→ **What to do**:
Extract the text of each entry below exactly, leaving every image behind.

→ **Exercise input**:
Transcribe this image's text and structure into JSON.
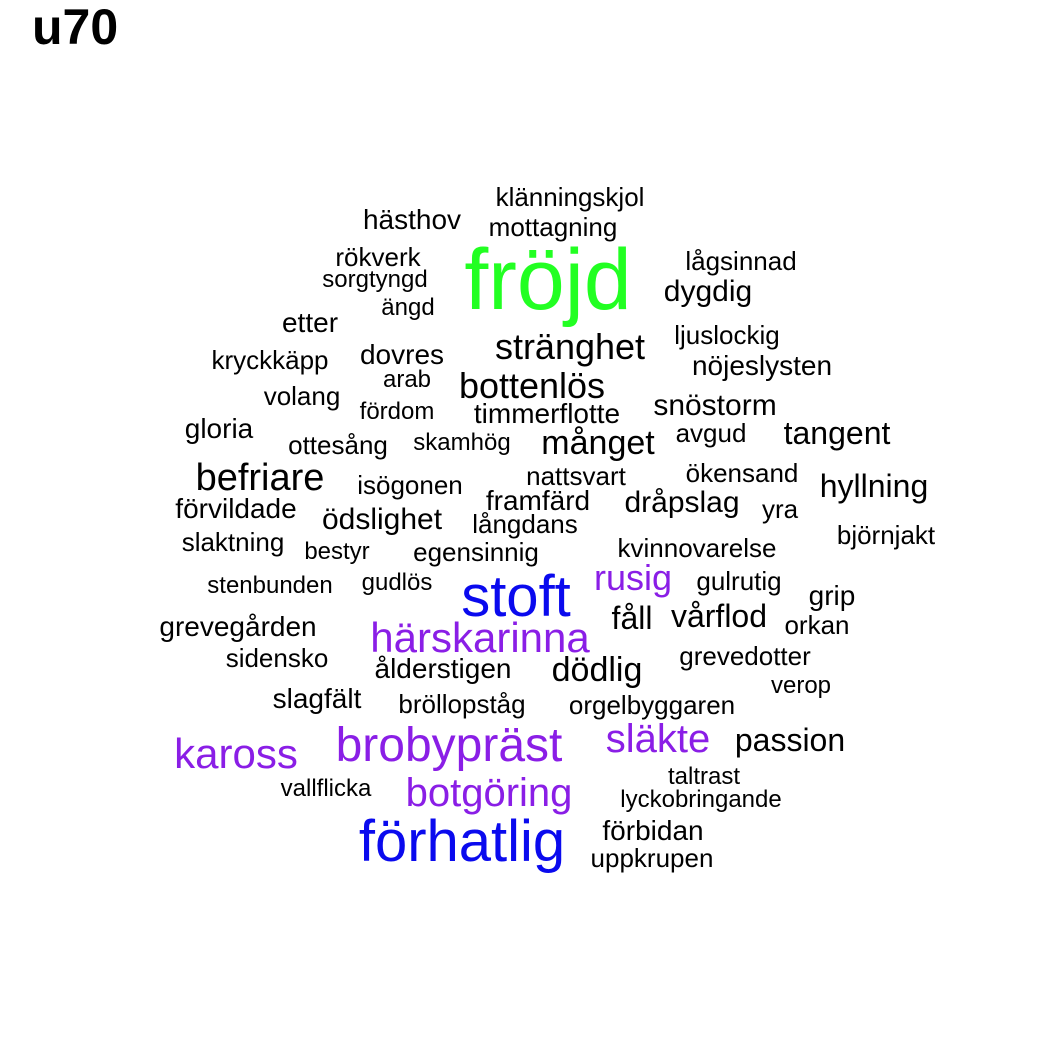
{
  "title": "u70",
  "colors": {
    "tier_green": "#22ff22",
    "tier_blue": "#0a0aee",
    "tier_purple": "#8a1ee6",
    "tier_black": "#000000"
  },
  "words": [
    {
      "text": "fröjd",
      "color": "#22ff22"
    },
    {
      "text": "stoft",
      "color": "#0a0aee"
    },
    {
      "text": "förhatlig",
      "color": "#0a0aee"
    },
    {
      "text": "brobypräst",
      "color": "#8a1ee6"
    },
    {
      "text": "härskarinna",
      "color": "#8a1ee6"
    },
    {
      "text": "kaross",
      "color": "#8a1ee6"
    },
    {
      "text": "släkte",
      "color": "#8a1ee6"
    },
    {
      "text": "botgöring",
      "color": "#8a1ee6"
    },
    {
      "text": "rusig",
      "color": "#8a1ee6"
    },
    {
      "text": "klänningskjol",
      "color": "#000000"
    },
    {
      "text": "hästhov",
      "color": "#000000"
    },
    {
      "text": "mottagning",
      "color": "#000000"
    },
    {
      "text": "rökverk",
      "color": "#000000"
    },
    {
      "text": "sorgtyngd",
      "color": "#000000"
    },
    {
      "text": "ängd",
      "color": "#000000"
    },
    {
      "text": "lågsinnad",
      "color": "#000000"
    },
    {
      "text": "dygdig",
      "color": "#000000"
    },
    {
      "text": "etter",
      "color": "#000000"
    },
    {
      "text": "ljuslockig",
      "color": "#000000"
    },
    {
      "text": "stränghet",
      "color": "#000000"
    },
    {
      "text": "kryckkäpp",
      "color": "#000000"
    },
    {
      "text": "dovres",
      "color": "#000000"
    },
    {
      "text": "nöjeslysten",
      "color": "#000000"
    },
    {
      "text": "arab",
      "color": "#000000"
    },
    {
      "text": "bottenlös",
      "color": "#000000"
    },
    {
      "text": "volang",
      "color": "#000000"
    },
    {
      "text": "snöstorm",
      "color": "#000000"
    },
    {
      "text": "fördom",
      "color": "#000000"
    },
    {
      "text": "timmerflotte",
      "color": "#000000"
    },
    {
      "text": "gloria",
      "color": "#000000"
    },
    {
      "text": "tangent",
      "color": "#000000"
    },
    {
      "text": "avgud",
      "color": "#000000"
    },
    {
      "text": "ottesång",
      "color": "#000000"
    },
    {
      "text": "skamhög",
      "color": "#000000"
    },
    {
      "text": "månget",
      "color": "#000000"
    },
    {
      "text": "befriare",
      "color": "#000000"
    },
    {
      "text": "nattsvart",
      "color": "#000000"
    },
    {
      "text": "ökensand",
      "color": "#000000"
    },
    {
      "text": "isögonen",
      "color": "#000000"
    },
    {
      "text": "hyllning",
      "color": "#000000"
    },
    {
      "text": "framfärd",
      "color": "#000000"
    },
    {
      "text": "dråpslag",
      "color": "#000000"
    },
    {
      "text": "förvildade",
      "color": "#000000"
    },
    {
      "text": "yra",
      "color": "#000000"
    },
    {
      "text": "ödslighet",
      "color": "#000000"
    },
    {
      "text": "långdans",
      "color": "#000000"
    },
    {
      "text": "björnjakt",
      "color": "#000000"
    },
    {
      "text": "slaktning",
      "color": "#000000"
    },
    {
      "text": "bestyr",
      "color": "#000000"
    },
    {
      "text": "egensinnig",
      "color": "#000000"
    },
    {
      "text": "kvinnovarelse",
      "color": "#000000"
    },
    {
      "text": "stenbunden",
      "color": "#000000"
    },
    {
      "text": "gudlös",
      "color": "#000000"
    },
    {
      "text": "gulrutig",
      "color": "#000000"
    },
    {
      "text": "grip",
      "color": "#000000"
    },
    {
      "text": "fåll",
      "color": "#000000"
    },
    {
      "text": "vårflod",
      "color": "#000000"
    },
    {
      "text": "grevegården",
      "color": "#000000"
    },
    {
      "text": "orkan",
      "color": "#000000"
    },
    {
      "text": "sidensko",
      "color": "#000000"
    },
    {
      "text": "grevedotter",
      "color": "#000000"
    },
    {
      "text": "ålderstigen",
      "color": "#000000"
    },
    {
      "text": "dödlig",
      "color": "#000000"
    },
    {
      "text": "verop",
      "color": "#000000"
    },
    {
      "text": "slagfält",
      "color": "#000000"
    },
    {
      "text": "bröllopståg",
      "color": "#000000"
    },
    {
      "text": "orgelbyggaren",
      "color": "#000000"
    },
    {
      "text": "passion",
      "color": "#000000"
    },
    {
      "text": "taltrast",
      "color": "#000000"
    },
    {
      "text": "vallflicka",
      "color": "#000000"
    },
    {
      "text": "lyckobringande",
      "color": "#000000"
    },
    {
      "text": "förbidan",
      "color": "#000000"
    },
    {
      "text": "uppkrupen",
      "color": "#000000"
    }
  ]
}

→ **The answer**:
Transcribe this image's text and structure into JSON.
{
  "title": "u70",
  "colors": {
    "tier_green": "#22ff22",
    "tier_blue": "#0a0aee",
    "tier_purple": "#8a1ee6",
    "tier_black": "#000000"
  },
  "words": [
    {
      "text": "fröjd",
      "color": "#22ff22"
    },
    {
      "text": "stoft",
      "color": "#0a0aee"
    },
    {
      "text": "förhatlig",
      "color": "#0a0aee"
    },
    {
      "text": "brobypräst",
      "color": "#8a1ee6"
    },
    {
      "text": "härskarinna",
      "color": "#8a1ee6"
    },
    {
      "text": "kaross",
      "color": "#8a1ee6"
    },
    {
      "text": "släkte",
      "color": "#8a1ee6"
    },
    {
      "text": "botgöring",
      "color": "#8a1ee6"
    },
    {
      "text": "rusig",
      "color": "#8a1ee6"
    },
    {
      "text": "klänningskjol",
      "color": "#000000"
    },
    {
      "text": "hästhov",
      "color": "#000000"
    },
    {
      "text": "mottagning",
      "color": "#000000"
    },
    {
      "text": "rökverk",
      "color": "#000000"
    },
    {
      "text": "sorgtyngd",
      "color": "#000000"
    },
    {
      "text": "ängd",
      "color": "#000000"
    },
    {
      "text": "lågsinnad",
      "color": "#000000"
    },
    {
      "text": "dygdig",
      "color": "#000000"
    },
    {
      "text": "etter",
      "color": "#000000"
    },
    {
      "text": "ljuslockig",
      "color": "#000000"
    },
    {
      "text": "stränghet",
      "color": "#000000"
    },
    {
      "text": "kryckkäpp",
      "color": "#000000"
    },
    {
      "text": "dovres",
      "color": "#000000"
    },
    {
      "text": "nöjeslysten",
      "color": "#000000"
    },
    {
      "text": "arab",
      "color": "#000000"
    },
    {
      "text": "bottenlös",
      "color": "#000000"
    },
    {
      "text": "volang",
      "color": "#000000"
    },
    {
      "text": "snöstorm",
      "color": "#000000"
    },
    {
      "text": "fördom",
      "color": "#000000"
    },
    {
      "text": "timmerflotte",
      "color": "#000000"
    },
    {
      "text": "gloria",
      "color": "#000000"
    },
    {
      "text": "tangent",
      "color": "#000000"
    },
    {
      "text": "avgud",
      "color": "#000000"
    },
    {
      "text": "ottesång",
      "color": "#000000"
    },
    {
      "text": "skamhög",
      "color": "#000000"
    },
    {
      "text": "månget",
      "color": "#000000"
    },
    {
      "text": "befriare",
      "color": "#000000"
    },
    {
      "text": "nattsvart",
      "color": "#000000"
    },
    {
      "text": "ökensand",
      "color": "#000000"
    },
    {
      "text": "isögonen",
      "color": "#000000"
    },
    {
      "text": "hyllning",
      "color": "#000000"
    },
    {
      "text": "framfärd",
      "color": "#000000"
    },
    {
      "text": "dråpslag",
      "color": "#000000"
    },
    {
      "text": "förvildade",
      "color": "#000000"
    },
    {
      "text": "yra",
      "color": "#000000"
    },
    {
      "text": "ödslighet",
      "color": "#000000"
    },
    {
      "text": "långdans",
      "color": "#000000"
    },
    {
      "text": "björnjakt",
      "color": "#000000"
    },
    {
      "text": "slaktning",
      "color": "#000000"
    },
    {
      "text": "bestyr",
      "color": "#000000"
    },
    {
      "text": "egensinnig",
      "color": "#000000"
    },
    {
      "text": "kvinnovarelse",
      "color": "#000000"
    },
    {
      "text": "stenbunden",
      "color": "#000000"
    },
    {
      "text": "gudlös",
      "color": "#000000"
    },
    {
      "text": "gulrutig",
      "color": "#000000"
    },
    {
      "text": "grip",
      "color": "#000000"
    },
    {
      "text": "fåll",
      "color": "#000000"
    },
    {
      "text": "vårflod",
      "color": "#000000"
    },
    {
      "text": "grevegården",
      "color": "#000000"
    },
    {
      "text": "orkan",
      "color": "#000000"
    },
    {
      "text": "sidensko",
      "color": "#000000"
    },
    {
      "text": "grevedotter",
      "color": "#000000"
    },
    {
      "text": "ålderstigen",
      "color": "#000000"
    },
    {
      "text": "dödlig",
      "color": "#000000"
    },
    {
      "text": "verop",
      "color": "#000000"
    },
    {
      "text": "slagfält",
      "color": "#000000"
    },
    {
      "text": "bröllopståg",
      "color": "#000000"
    },
    {
      "text": "orgelbyggaren",
      "color": "#000000"
    },
    {
      "text": "passion",
      "color": "#000000"
    },
    {
      "text": "taltrast",
      "color": "#000000"
    },
    {
      "text": "vallflicka",
      "color": "#000000"
    },
    {
      "text": "lyckobringande",
      "color": "#000000"
    },
    {
      "text": "förbidan",
      "color": "#000000"
    },
    {
      "text": "uppkrupen",
      "color": "#000000"
    }
  ]
}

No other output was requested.